# start of Information supplied

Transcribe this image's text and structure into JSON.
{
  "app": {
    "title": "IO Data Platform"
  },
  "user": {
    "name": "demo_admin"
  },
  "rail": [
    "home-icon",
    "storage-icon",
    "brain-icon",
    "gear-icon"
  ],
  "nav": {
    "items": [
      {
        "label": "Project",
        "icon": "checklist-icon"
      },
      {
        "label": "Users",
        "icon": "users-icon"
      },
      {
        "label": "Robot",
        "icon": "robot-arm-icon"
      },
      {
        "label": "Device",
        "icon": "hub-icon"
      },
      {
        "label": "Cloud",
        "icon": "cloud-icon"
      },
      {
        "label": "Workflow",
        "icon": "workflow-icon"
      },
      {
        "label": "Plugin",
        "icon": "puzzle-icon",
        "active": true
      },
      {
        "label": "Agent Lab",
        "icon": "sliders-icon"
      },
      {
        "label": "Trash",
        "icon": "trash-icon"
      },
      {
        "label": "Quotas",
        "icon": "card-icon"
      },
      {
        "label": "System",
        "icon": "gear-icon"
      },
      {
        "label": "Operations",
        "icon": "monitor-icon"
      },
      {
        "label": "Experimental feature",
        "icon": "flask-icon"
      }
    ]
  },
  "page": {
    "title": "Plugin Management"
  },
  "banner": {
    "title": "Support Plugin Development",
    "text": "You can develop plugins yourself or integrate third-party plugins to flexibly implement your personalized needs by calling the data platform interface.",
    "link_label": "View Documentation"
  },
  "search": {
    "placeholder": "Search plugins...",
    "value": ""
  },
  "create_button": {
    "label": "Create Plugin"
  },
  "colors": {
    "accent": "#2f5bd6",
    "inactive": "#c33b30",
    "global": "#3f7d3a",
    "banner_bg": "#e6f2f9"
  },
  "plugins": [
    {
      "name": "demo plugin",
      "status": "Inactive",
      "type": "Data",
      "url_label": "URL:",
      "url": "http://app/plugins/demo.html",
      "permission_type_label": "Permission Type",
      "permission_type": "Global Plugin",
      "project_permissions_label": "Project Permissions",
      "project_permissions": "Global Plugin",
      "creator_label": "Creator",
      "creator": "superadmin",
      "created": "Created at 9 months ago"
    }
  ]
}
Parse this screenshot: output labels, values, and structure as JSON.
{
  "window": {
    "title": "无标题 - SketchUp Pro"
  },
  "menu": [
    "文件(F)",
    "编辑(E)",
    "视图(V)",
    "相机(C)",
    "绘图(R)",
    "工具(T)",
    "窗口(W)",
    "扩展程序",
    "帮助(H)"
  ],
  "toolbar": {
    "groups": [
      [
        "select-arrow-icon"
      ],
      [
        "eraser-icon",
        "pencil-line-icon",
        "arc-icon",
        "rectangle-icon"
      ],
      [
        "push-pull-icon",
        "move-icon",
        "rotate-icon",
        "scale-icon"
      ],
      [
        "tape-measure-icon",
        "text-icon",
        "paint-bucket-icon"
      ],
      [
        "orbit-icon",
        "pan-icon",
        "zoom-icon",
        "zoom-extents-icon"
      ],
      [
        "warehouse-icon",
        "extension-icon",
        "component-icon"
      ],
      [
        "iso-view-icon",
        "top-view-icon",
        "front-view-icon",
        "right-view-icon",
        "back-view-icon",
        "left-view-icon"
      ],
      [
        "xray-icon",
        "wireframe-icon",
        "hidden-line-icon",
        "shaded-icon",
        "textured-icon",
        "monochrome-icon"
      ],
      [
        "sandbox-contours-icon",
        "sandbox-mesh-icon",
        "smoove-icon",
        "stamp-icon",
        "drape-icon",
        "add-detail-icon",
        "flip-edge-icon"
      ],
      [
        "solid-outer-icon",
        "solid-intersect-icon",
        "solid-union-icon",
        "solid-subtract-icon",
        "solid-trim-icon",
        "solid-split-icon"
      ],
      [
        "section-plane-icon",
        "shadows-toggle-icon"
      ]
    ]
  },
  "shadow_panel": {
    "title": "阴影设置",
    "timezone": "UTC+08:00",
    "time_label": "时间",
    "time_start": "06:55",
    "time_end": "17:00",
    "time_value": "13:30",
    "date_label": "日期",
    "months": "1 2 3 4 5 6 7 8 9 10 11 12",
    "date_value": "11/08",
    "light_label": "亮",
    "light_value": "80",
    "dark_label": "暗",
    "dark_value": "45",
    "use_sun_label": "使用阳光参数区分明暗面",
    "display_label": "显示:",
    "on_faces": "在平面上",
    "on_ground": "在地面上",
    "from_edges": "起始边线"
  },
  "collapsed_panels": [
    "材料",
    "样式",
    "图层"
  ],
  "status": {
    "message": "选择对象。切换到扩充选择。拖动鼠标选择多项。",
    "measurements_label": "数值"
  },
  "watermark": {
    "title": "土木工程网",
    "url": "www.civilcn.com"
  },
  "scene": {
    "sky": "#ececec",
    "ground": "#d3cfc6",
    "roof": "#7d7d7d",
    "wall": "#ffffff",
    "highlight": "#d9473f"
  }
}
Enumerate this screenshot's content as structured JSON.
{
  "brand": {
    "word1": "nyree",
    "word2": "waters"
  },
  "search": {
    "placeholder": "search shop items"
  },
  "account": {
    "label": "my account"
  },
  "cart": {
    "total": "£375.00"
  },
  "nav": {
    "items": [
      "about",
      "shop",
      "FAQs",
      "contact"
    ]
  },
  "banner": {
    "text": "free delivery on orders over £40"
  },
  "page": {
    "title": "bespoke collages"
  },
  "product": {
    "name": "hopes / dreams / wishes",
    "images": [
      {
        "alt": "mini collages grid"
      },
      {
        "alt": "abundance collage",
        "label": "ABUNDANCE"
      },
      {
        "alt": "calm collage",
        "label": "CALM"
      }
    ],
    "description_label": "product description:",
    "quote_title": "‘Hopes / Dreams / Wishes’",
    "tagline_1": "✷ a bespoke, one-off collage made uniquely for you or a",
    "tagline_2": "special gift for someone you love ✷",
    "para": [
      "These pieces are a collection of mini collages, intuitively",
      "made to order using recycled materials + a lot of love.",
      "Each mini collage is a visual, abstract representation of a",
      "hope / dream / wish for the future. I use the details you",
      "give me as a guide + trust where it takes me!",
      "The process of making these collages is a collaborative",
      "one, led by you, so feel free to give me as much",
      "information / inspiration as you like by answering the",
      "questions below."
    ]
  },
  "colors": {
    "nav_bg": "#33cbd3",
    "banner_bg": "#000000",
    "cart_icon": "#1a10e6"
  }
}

# end of Information supplied

## What the task asks:
Without leaving anything out, give the entries again exactly.

## Answer in full:
Transcribe this image's text and structure into JSON.
{
  "app": {
    "title": "IO Data Platform"
  },
  "user": {
    "name": "demo_admin"
  },
  "rail": [
    "home-icon",
    "storage-icon",
    "brain-icon",
    "gear-icon"
  ],
  "nav": {
    "items": [
      {
        "label": "Project",
        "icon": "checklist-icon"
      },
      {
        "label": "Users",
        "icon": "users-icon"
      },
      {
        "label": "Robot",
        "icon": "robot-arm-icon"
      },
      {
        "label": "Device",
        "icon": "hub-icon"
      },
      {
        "label": "Cloud",
        "icon": "cloud-icon"
      },
      {
        "label": "Workflow",
        "icon": "workflow-icon"
      },
      {
        "label": "Plugin",
        "icon": "puzzle-icon",
        "active": true
      },
      {
        "label": "Agent Lab",
        "icon": "sliders-icon"
      },
      {
        "label": "Trash",
        "icon": "trash-icon"
      },
      {
        "label": "Quotas",
        "icon": "card-icon"
      },
      {
        "label": "System",
        "icon": "gear-icon"
      },
      {
        "label": "Operations",
        "icon": "monitor-icon"
      },
      {
        "label": "Experimental feature",
        "icon": "flask-icon"
      }
    ]
  },
  "page": {
    "title": "Plugin Management"
  },
  "banner": {
    "title": "Support Plugin Development",
    "text": "You can develop plugins yourself or integrate third-party plugins to flexibly implement your personalized needs by calling the data platform interface.",
    "link_label": "View Documentation"
  },
  "search": {
    "placeholder": "Search plugins...",
    "value": ""
  },
  "create_button": {
    "label": "Create Plugin"
  },
  "colors": {
    "accent": "#2f5bd6",
    "inactive": "#c33b30",
    "global": "#3f7d3a",
    "banner_bg": "#e6f2f9"
  },
  "plugins": [
    {
      "name": "demo plugin",
      "status": "Inactive",
      "type": "Data",
      "url_label": "URL:",
      "url": "http://app/plugins/demo.html",
      "permission_type_label": "Permission Type",
      "permission_type": "Global Plugin",
      "project_permissions_label": "Project Permissions",
      "project_permissions": "Global Plugin",
      "creator_label": "Creator",
      "creator": "superadmin",
      "created": "Created at 9 months ago"
    }
  ]
}
Parse this screenshot: output labels, values, and structure as JSON.
{
  "window": {
    "title": "无标题 - SketchUp Pro"
  },
  "menu": [
    "文件(F)",
    "编辑(E)",
    "视图(V)",
    "相机(C)",
    "绘图(R)",
    "工具(T)",
    "窗口(W)",
    "扩展程序",
    "帮助(H)"
  ],
  "toolbar": {
    "groups": [
      [
        "select-arrow-icon"
      ],
      [
        "eraser-icon",
        "pencil-line-icon",
        "arc-icon",
        "rectangle-icon"
      ],
      [
        "push-pull-icon",
        "move-icon",
        "rotate-icon",
        "scale-icon"
      ],
      [
        "tape-measure-icon",
        "text-icon",
        "paint-bucket-icon"
      ],
      [
        "orbit-icon",
        "pan-icon",
        "zoom-icon",
        "zoom-extents-icon"
      ],
      [
        "warehouse-icon",
        "extension-icon",
        "component-icon"
      ],
      [
        "iso-view-icon",
        "top-view-icon",
        "front-view-icon",
        "right-view-icon",
        "back-view-icon",
        "left-view-icon"
      ],
      [
        "xray-icon",
        "wireframe-icon",
        "hidden-line-icon",
        "shaded-icon",
        "textured-icon",
        "monochrome-icon"
      ],
      [
        "sandbox-contours-icon",
        "sandbox-mesh-icon",
        "smoove-icon",
        "stamp-icon",
        "drape-icon",
        "add-detail-icon",
        "flip-edge-icon"
      ],
      [
        "solid-outer-icon",
        "solid-intersect-icon",
        "solid-union-icon",
        "solid-subtract-icon",
        "solid-trim-icon",
        "solid-split-icon"
      ],
      [
        "section-plane-icon",
        "shadows-toggle-icon"
      ]
    ]
  },
  "shadow_panel": {
    "title": "阴影设置",
    "timezone": "UTC+08:00",
    "time_label": "时间",
    "time_start": "06:55",
    "time_end": "17:00",
    "time_value": "13:30",
    "date_label": "日期",
    "months": "1 2 3 4 5 6 7 8 9 10 11 12",
    "date_value": "11/08",
    "light_label": "亮",
    "light_value": "80",
    "dark_label": "暗",
    "dark_value": "45",
    "use_sun_label": "使用阳光参数区分明暗面",
    "display_label": "显示:",
    "on_faces": "在平面上",
    "on_ground": "在地面上",
    "from_edges": "起始边线"
  },
  "collapsed_panels": [
    "材料",
    "样式",
    "图层"
  ],
  "status": {
    "message": "选择对象。切换到扩充选择。拖动鼠标选择多项。",
    "measurements_label": "数值"
  },
  "watermark": {
    "title": "土木工程网",
    "url": "www.civilcn.com"
  },
  "scene": {
    "sky": "#ececec",
    "ground": "#d3cfc6",
    "roof": "#7d7d7d",
    "wall": "#ffffff",
    "highlight": "#d9473f"
  }
}
Enumerate this screenshot's content as structured JSON.
{
  "brand": {
    "word1": "nyree",
    "word2": "waters"
  },
  "search": {
    "placeholder": "search shop items"
  },
  "account": {
    "label": "my account"
  },
  "cart": {
    "total": "£375.00"
  },
  "nav": {
    "items": [
      "about",
      "shop",
      "FAQs",
      "contact"
    ]
  },
  "banner": {
    "text": "free delivery on orders over £40"
  },
  "page": {
    "title": "bespoke collages"
  },
  "product": {
    "name": "hopes / dreams / wishes",
    "images": [
      {
        "alt": "mini collages grid"
      },
      {
        "alt": "abundance collage",
        "label": "ABUNDANCE"
      },
      {
        "alt": "calm collage",
        "label": "CALM"
      }
    ],
    "description_label": "product description:",
    "quote_title": "‘Hopes / Dreams / Wishes’",
    "tagline_1": "✷ a bespoke, one-off collage made uniquely for you or a",
    "tagline_2": "special gift for someone you love ✷",
    "para": [
      "These pieces are a collection of mini collages, intuitively",
      "made to order using recycled materials + a lot of love.",
      "Each mini collage is a visual, abstract representation of a",
      "hope / dream / wish for the future. I use the details you",
      "give me as a guide + trust where it takes me!",
      "The process of making these collages is a collaborative",
      "one, led by you, so feel free to give me as much",
      "information / inspiration as you like by answering the",
      "questions below."
    ]
  },
  "colors": {
    "nav_bg": "#33cbd3",
    "banner_bg": "#000000",
    "cart_icon": "#1a10e6"
  }
}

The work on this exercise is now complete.